start
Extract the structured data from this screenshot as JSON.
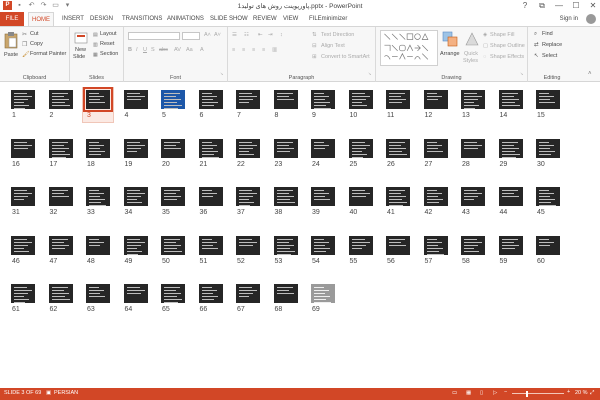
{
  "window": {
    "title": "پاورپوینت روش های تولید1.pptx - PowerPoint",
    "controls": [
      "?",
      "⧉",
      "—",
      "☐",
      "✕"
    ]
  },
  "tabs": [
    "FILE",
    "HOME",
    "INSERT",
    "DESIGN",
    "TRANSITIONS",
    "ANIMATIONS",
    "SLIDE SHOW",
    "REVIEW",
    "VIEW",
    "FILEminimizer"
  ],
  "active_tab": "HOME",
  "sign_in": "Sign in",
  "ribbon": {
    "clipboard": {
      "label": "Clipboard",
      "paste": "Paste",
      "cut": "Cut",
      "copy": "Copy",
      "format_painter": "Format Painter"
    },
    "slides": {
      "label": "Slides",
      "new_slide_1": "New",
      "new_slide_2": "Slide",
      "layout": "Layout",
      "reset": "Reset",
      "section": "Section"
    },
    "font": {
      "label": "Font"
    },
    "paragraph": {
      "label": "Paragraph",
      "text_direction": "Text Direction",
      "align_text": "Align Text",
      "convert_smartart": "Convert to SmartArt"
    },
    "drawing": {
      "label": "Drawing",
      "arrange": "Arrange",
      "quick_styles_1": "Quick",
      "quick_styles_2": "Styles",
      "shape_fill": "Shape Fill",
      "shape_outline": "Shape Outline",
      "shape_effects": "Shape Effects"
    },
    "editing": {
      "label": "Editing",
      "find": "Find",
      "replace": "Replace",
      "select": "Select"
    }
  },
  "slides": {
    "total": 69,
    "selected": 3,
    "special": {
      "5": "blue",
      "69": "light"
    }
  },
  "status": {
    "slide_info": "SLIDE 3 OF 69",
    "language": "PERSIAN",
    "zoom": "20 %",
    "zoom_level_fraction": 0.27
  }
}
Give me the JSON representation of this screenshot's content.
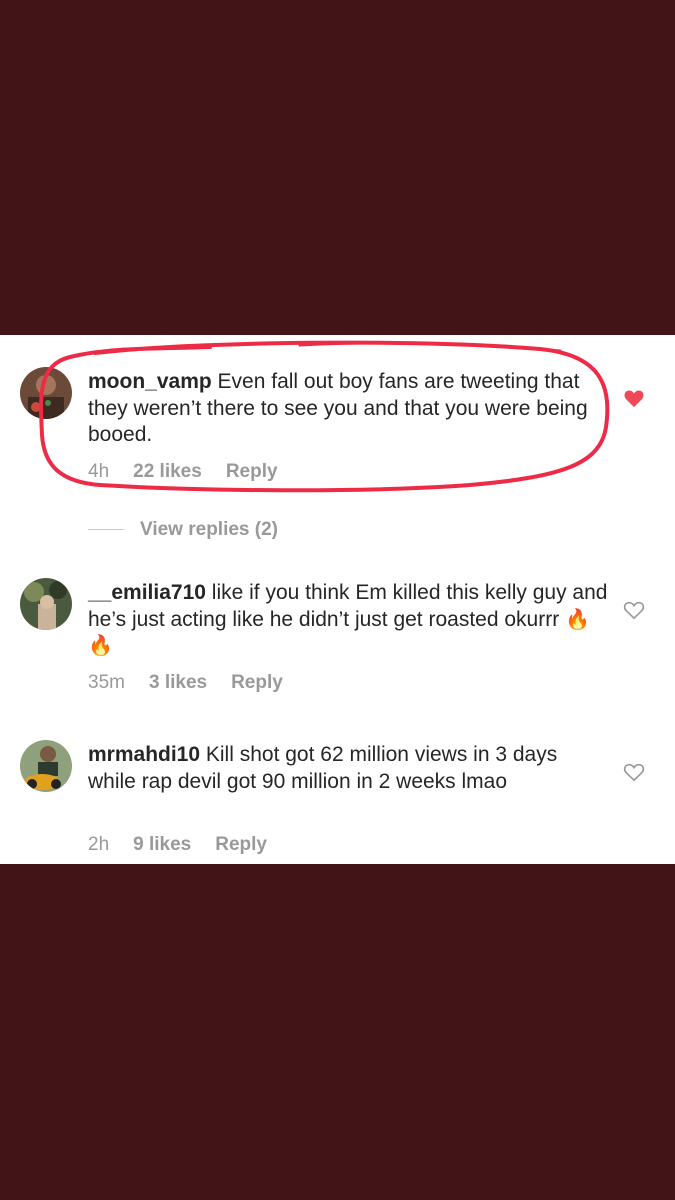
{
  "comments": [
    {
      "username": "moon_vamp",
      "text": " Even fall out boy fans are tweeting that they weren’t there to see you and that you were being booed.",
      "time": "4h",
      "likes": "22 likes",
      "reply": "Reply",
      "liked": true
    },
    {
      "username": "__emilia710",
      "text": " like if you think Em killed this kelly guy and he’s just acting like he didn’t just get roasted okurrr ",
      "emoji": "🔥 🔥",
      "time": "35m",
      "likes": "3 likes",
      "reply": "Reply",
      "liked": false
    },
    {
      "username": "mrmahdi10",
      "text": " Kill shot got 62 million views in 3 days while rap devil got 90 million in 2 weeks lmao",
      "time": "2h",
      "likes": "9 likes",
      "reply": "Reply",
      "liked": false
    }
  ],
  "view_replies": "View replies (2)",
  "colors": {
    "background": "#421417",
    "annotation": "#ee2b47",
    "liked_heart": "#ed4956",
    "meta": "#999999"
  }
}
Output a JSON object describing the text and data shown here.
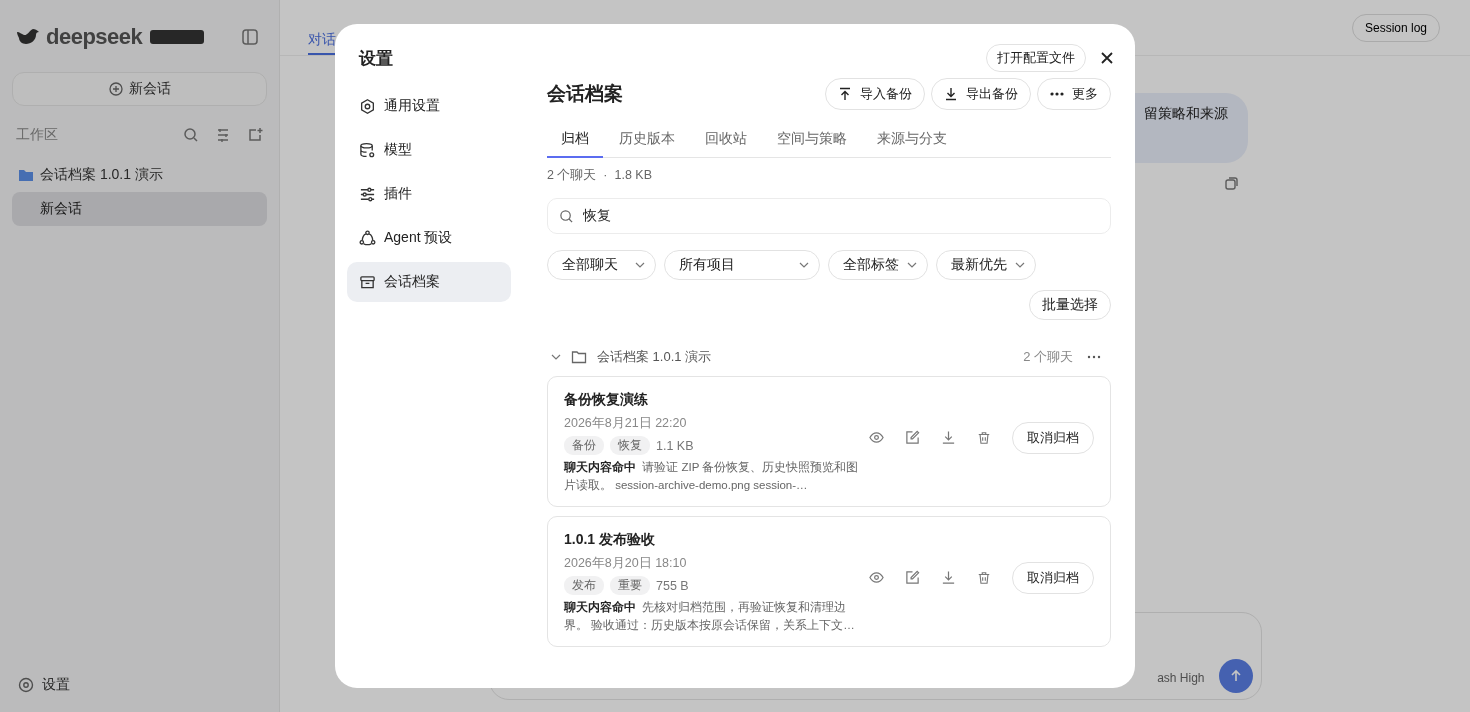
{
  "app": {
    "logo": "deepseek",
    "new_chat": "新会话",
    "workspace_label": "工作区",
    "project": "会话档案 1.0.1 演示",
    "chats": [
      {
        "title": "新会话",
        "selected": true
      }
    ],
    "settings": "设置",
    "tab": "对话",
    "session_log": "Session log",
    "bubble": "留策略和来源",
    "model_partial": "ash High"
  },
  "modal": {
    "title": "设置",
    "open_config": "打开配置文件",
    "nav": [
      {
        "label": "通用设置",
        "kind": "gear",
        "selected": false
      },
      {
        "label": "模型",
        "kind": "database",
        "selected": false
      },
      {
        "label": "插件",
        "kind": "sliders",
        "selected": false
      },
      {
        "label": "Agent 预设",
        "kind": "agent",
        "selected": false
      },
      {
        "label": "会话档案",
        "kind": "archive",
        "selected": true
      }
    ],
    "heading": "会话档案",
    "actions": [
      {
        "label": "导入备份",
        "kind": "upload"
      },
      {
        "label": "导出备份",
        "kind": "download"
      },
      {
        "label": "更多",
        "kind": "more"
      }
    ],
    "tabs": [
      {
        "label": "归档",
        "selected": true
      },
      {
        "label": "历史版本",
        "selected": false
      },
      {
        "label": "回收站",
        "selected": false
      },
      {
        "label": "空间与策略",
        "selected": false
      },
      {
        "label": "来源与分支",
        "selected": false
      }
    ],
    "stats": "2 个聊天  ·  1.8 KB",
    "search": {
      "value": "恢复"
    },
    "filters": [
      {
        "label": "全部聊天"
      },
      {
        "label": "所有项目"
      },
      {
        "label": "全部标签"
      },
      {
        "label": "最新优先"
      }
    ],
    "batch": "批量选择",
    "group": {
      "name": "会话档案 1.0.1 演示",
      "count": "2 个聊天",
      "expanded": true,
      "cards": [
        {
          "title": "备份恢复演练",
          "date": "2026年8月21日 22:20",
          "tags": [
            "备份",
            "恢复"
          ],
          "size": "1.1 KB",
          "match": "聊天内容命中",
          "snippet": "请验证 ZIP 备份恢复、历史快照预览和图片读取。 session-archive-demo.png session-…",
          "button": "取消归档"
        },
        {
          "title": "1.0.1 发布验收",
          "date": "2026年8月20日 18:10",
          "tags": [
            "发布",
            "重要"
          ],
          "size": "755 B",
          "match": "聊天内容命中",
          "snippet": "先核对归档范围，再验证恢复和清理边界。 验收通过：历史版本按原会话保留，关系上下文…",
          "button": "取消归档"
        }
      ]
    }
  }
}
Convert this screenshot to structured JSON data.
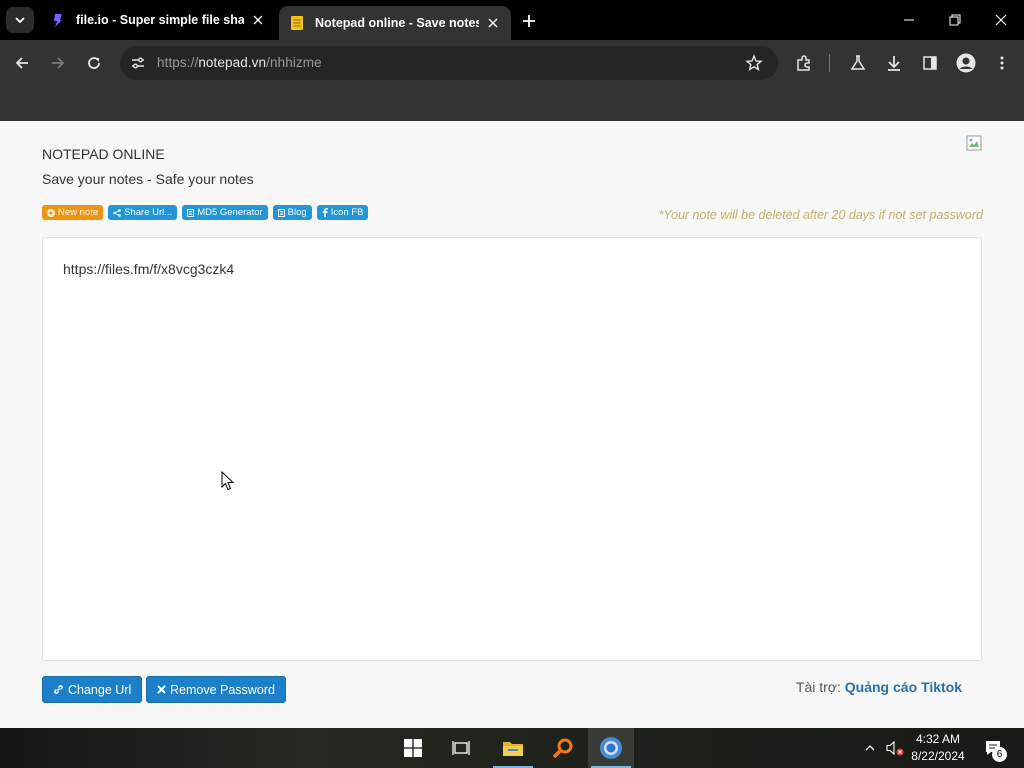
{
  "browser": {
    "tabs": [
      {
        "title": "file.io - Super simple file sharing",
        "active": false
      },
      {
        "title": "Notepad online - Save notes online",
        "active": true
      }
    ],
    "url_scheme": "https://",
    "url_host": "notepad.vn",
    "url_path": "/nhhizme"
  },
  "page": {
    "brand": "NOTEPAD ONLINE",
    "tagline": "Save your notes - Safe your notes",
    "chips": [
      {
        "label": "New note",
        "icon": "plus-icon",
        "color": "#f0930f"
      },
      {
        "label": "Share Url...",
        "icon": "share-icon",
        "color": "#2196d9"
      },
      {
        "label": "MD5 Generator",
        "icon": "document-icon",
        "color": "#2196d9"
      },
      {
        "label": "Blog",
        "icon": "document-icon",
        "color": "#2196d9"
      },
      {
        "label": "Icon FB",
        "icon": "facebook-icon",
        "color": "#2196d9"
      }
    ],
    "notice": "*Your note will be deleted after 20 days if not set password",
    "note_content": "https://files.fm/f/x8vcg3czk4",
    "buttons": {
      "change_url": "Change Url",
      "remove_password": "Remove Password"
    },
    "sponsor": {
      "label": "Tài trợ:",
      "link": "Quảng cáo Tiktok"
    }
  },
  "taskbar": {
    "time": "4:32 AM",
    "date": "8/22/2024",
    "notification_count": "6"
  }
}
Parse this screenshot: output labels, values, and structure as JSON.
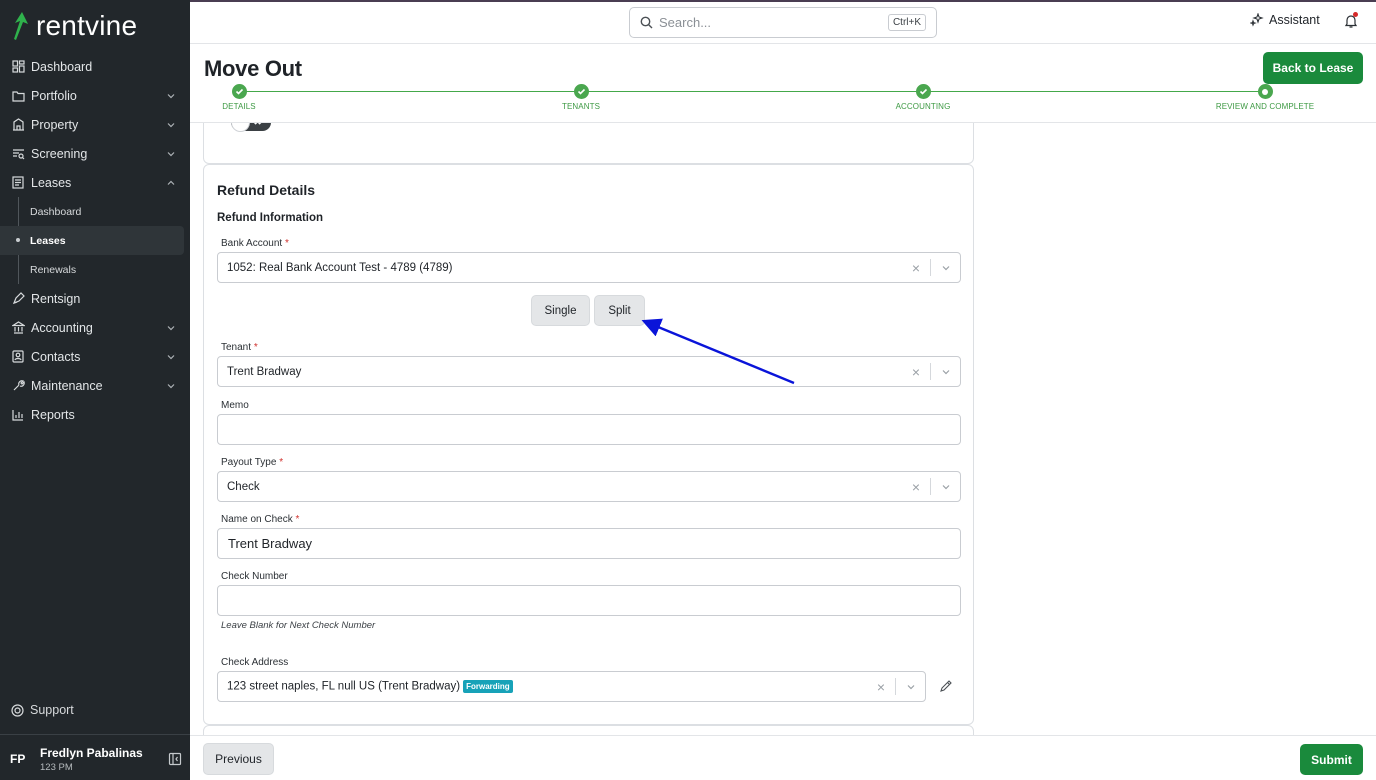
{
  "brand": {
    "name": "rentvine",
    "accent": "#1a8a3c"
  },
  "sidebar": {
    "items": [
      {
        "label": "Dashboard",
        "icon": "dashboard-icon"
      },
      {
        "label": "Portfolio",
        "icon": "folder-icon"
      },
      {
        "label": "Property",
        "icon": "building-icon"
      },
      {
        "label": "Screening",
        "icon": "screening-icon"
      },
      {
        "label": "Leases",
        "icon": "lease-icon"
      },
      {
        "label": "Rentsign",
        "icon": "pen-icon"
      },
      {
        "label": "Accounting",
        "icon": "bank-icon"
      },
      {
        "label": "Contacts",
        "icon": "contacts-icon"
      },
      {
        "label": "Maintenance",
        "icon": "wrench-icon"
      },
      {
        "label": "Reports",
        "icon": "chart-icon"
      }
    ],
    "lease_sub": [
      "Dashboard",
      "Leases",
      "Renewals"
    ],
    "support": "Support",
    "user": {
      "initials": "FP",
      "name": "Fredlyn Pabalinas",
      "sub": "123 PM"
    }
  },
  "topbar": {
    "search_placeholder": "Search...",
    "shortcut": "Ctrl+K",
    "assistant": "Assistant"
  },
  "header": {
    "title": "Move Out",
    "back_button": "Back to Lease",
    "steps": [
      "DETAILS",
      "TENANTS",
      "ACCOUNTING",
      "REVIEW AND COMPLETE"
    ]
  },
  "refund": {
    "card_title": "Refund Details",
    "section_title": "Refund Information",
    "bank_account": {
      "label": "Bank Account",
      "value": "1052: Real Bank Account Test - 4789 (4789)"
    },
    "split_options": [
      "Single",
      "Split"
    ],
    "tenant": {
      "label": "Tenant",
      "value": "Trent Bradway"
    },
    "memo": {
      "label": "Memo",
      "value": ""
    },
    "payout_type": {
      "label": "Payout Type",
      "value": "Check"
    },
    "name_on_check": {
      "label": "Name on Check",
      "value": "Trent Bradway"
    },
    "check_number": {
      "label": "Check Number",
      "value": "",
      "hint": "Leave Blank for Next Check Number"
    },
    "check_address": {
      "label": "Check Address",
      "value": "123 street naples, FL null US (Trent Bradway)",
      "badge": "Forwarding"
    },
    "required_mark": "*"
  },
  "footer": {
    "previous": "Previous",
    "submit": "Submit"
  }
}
end
» **Directive**
Copy down every line of the entries containing the word "likes".

» **Reply**
      "likes": "22 likes",
      "likes": "3 likes",
      "likes": "9 likes",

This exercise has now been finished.